PROBLEM STATEMENT:
What follows is a block of records; reproduce all of it verbatim.

AVAILABLE RECORDS:
═══

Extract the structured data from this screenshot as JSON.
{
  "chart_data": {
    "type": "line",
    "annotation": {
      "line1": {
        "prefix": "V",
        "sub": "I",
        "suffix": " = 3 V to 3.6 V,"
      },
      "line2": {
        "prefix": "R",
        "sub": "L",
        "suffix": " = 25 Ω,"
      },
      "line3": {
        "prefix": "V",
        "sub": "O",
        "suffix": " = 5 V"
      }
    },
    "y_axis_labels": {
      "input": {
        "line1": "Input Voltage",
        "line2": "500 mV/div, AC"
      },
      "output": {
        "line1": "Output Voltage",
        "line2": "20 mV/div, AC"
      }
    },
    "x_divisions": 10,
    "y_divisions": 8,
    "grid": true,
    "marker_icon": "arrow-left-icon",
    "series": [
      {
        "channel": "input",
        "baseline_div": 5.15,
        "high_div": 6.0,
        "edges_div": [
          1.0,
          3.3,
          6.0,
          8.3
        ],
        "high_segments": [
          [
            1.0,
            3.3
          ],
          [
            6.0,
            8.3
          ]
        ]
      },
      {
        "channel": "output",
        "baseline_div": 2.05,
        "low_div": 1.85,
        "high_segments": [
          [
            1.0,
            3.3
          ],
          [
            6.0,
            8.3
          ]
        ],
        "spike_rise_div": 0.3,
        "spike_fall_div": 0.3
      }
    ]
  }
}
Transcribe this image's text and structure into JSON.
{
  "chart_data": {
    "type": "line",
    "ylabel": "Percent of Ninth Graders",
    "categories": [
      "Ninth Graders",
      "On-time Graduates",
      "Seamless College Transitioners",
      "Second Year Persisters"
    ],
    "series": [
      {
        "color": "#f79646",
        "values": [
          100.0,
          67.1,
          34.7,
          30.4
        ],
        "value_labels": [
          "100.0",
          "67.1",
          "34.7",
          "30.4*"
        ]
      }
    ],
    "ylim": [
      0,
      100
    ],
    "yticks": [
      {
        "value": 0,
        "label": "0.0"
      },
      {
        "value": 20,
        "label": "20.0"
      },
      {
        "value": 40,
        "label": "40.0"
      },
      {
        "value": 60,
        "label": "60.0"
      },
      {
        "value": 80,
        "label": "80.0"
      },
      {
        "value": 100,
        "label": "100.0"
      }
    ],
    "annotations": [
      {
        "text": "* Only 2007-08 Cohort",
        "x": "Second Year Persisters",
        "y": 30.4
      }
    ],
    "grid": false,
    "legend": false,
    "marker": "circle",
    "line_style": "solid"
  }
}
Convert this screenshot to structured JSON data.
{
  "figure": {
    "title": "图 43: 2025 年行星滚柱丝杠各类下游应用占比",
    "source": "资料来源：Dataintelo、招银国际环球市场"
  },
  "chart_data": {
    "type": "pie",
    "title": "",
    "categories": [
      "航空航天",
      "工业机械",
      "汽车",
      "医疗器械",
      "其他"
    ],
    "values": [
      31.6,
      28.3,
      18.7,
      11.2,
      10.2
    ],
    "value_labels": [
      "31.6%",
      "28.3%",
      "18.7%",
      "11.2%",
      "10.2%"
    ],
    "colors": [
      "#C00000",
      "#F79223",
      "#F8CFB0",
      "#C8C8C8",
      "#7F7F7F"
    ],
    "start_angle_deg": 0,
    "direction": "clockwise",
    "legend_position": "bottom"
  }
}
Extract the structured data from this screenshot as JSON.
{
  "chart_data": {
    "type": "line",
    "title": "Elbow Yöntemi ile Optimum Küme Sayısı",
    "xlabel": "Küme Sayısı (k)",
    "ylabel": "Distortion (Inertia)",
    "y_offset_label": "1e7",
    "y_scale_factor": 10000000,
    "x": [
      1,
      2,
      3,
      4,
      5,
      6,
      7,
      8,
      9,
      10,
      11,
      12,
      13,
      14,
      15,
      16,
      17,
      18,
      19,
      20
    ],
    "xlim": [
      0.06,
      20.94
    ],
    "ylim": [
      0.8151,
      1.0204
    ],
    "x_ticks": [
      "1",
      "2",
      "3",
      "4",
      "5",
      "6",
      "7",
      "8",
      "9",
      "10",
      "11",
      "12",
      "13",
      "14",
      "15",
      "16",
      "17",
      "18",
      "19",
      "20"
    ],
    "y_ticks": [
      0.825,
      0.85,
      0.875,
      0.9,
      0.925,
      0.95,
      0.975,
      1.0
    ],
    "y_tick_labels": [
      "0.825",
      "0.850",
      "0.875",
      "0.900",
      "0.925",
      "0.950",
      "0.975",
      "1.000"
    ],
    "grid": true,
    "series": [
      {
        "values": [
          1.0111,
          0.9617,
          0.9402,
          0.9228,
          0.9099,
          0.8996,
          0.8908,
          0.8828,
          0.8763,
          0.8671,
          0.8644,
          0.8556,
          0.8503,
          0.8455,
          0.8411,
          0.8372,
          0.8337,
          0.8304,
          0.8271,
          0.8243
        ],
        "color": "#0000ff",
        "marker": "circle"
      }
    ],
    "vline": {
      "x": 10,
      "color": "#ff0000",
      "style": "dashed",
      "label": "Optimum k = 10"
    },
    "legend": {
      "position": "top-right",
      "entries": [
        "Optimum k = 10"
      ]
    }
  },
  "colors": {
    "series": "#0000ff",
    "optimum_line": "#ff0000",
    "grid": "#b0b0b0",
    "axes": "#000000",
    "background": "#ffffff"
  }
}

═══

RESULT FOR THIS TASK:
Extract the structured data from this screenshot as JSON.
{
  "chart_data": {
    "type": "line",
    "annotation": {
      "line1": {
        "prefix": "V",
        "sub": "I",
        "suffix": " = 3 V to 3.6 V,"
      },
      "line2": {
        "prefix": "R",
        "sub": "L",
        "suffix": " = 25 Ω,"
      },
      "line3": {
        "prefix": "V",
        "sub": "O",
        "suffix": " = 5 V"
      }
    },
    "y_axis_labels": {
      "input": {
        "line1": "Input Voltage",
        "line2": "500 mV/div, AC"
      },
      "output": {
        "line1": "Output Voltage",
        "line2": "20 mV/div, AC"
      }
    },
    "x_divisions": 10,
    "y_divisions": 8,
    "grid": true,
    "marker_icon": "arrow-left-icon",
    "series": [
      {
        "channel": "input",
        "baseline_div": 5.15,
        "high_div": 6.0,
        "edges_div": [
          1.0,
          3.3,
          6.0,
          8.3
        ],
        "high_segments": [
          [
            1.0,
            3.3
          ],
          [
            6.0,
            8.3
          ]
        ]
      },
      {
        "channel": "output",
        "baseline_div": 2.05,
        "low_div": 1.85,
        "high_segments": [
          [
            1.0,
            3.3
          ],
          [
            6.0,
            8.3
          ]
        ],
        "spike_rise_div": 0.3,
        "spike_fall_div": 0.3
      }
    ]
  }
}
Transcribe this image's text and structure into JSON.
{
  "chart_data": {
    "type": "line",
    "ylabel": "Percent of Ninth Graders",
    "categories": [
      "Ninth Graders",
      "On-time Graduates",
      "Seamless College Transitioners",
      "Second Year Persisters"
    ],
    "series": [
      {
        "color": "#f79646",
        "values": [
          100.0,
          67.1,
          34.7,
          30.4
        ],
        "value_labels": [
          "100.0",
          "67.1",
          "34.7",
          "30.4*"
        ]
      }
    ],
    "ylim": [
      0,
      100
    ],
    "yticks": [
      {
        "value": 0,
        "label": "0.0"
      },
      {
        "value": 20,
        "label": "20.0"
      },
      {
        "value": 40,
        "label": "40.0"
      },
      {
        "value": 60,
        "label": "60.0"
      },
      {
        "value": 80,
        "label": "80.0"
      },
      {
        "value": 100,
        "label": "100.0"
      }
    ],
    "annotations": [
      {
        "text": "* Only 2007-08 Cohort",
        "x": "Second Year Persisters",
        "y": 30.4
      }
    ],
    "grid": false,
    "legend": false,
    "marker": "circle",
    "line_style": "solid"
  }
}
Convert this screenshot to structured JSON data.
{
  "figure": {
    "title": "图 43: 2025 年行星滚柱丝杠各类下游应用占比",
    "source": "资料来源：Dataintelo、招银国际环球市场"
  },
  "chart_data": {
    "type": "pie",
    "title": "",
    "categories": [
      "航空航天",
      "工业机械",
      "汽车",
      "医疗器械",
      "其他"
    ],
    "values": [
      31.6,
      28.3,
      18.7,
      11.2,
      10.2
    ],
    "value_labels": [
      "31.6%",
      "28.3%",
      "18.7%",
      "11.2%",
      "10.2%"
    ],
    "colors": [
      "#C00000",
      "#F79223",
      "#F8CFB0",
      "#C8C8C8",
      "#7F7F7F"
    ],
    "start_angle_deg": 0,
    "direction": "clockwise",
    "legend_position": "bottom"
  }
}
Extract the structured data from this screenshot as JSON.
{
  "chart_data": {
    "type": "line",
    "title": "Elbow Yöntemi ile Optimum Küme Sayısı",
    "xlabel": "Küme Sayısı (k)",
    "ylabel": "Distortion (Inertia)",
    "y_offset_label": "1e7",
    "y_scale_factor": 10000000,
    "x": [
      1,
      2,
      3,
      4,
      5,
      6,
      7,
      8,
      9,
      10,
      11,
      12,
      13,
      14,
      15,
      16,
      17,
      18,
      19,
      20
    ],
    "xlim": [
      0.06,
      20.94
    ],
    "ylim": [
      0.8151,
      1.0204
    ],
    "x_ticks": [
      "1",
      "2",
      "3",
      "4",
      "5",
      "6",
      "7",
      "8",
      "9",
      "10",
      "11",
      "12",
      "13",
      "14",
      "15",
      "16",
      "17",
      "18",
      "19",
      "20"
    ],
    "y_ticks": [
      0.825,
      0.85,
      0.875,
      0.9,
      0.925,
      0.95,
      0.975,
      1.0
    ],
    "y_tick_labels": [
      "0.825",
      "0.850",
      "0.875",
      "0.900",
      "0.925",
      "0.950",
      "0.975",
      "1.000"
    ],
    "grid": true,
    "series": [
      {
        "values": [
          1.0111,
          0.9617,
          0.9402,
          0.9228,
          0.9099,
          0.8996,
          0.8908,
          0.8828,
          0.8763,
          0.8671,
          0.8644,
          0.8556,
          0.8503,
          0.8455,
          0.8411,
          0.8372,
          0.8337,
          0.8304,
          0.8271,
          0.8243
        ],
        "color": "#0000ff",
        "marker": "circle"
      }
    ],
    "vline": {
      "x": 10,
      "color": "#ff0000",
      "style": "dashed",
      "label": "Optimum k = 10"
    },
    "legend": {
      "position": "top-right",
      "entries": [
        "Optimum k = 10"
      ]
    }
  },
  "colors": {
    "series": "#0000ff",
    "optimum_line": "#ff0000",
    "grid": "#b0b0b0",
    "axes": "#000000",
    "background": "#ffffff"
  }
}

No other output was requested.